## Short exercise:
Provide a single number: the count of lines containing the string "case".

[Extracted material start]

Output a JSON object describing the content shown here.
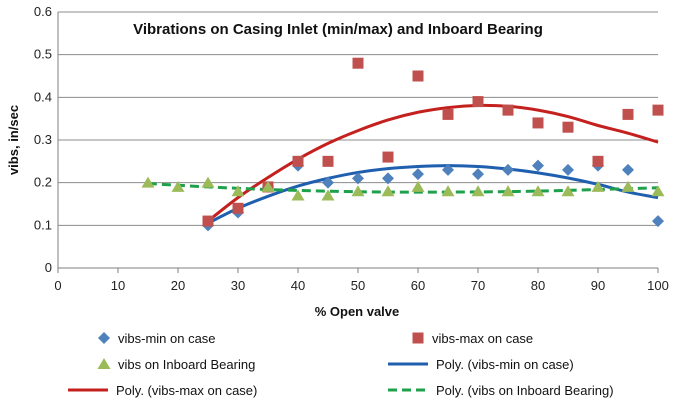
{
  "chart_data": {
    "type": "scatter",
    "title": "Vibrations on Casing Inlet (min/max) and Inboard Bearing",
    "xlabel": "%  Open valve",
    "ylabel": "vibs, in/sec",
    "xlim": [
      0,
      100
    ],
    "ylim": [
      0,
      0.6
    ],
    "xticks": [
      0,
      10,
      20,
      30,
      40,
      50,
      60,
      70,
      80,
      90,
      100
    ],
    "yticks": [
      0,
      0.1,
      0.2,
      0.3,
      0.4,
      0.5,
      0.6
    ],
    "grid": "horizontal",
    "legend_position": "bottom",
    "series": [
      {
        "name": "vibs-min on case",
        "kind": "scatter",
        "marker": "diamond",
        "color": "#4F81BD",
        "x": [
          25,
          30,
          35,
          40,
          45,
          50,
          55,
          60,
          65,
          70,
          75,
          80,
          85,
          90,
          95,
          100
        ],
        "y": [
          0.1,
          0.13,
          0.19,
          0.24,
          0.2,
          0.21,
          0.21,
          0.22,
          0.23,
          0.22,
          0.23,
          0.24,
          0.23,
          0.24,
          0.23,
          0.11
        ]
      },
      {
        "name": "vibs-max on case",
        "kind": "scatter",
        "marker": "square",
        "color": "#C0504D",
        "x": [
          25,
          30,
          35,
          40,
          45,
          50,
          55,
          60,
          65,
          70,
          75,
          80,
          85,
          90,
          95,
          100
        ],
        "y": [
          0.11,
          0.14,
          0.19,
          0.25,
          0.25,
          0.48,
          0.26,
          0.45,
          0.36,
          0.39,
          0.37,
          0.34,
          0.33,
          0.25,
          0.36,
          0.37
        ]
      },
      {
        "name": "vibs on Inboard Bearing",
        "kind": "scatter",
        "marker": "triangle",
        "color": "#9BBB59",
        "x": [
          15,
          20,
          25,
          30,
          35,
          40,
          45,
          50,
          55,
          60,
          65,
          70,
          75,
          80,
          85,
          90,
          95,
          100
        ],
        "y": [
          0.2,
          0.19,
          0.2,
          0.18,
          0.19,
          0.17,
          0.17,
          0.18,
          0.18,
          0.19,
          0.18,
          0.18,
          0.18,
          0.18,
          0.18,
          0.19,
          0.19,
          0.18
        ]
      },
      {
        "name": "Poly. (vibs-min on case)",
        "kind": "trend",
        "dash": "solid",
        "color": "#1F5FAF",
        "x": [
          25,
          30,
          35,
          40,
          45,
          50,
          55,
          60,
          65,
          70,
          75,
          80,
          85,
          90,
          95,
          100
        ],
        "y": [
          0.105,
          0.14,
          0.168,
          0.192,
          0.21,
          0.224,
          0.233,
          0.238,
          0.24,
          0.238,
          0.232,
          0.223,
          0.211,
          0.196,
          0.178,
          0.165
        ]
      },
      {
        "name": "Poly. (vibs-max on case)",
        "kind": "trend",
        "dash": "solid",
        "color": "#C4201E",
        "x": [
          25,
          30,
          35,
          40,
          45,
          50,
          55,
          60,
          65,
          70,
          75,
          80,
          85,
          90,
          95,
          100
        ],
        "y": [
          0.11,
          0.165,
          0.212,
          0.255,
          0.292,
          0.322,
          0.347,
          0.365,
          0.376,
          0.381,
          0.379,
          0.37,
          0.355,
          0.334,
          0.316,
          0.295
        ]
      },
      {
        "name": "Poly. (vibs on Inboard Bearing)",
        "kind": "trend",
        "dash": "dashed",
        "color": "#1FA04A",
        "x": [
          15,
          25,
          35,
          45,
          55,
          65,
          75,
          85,
          95,
          100
        ],
        "y": [
          0.198,
          0.19,
          0.184,
          0.18,
          0.178,
          0.178,
          0.179,
          0.182,
          0.186,
          0.188
        ]
      }
    ]
  }
}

[Extracted material end]

## Correct answer:
4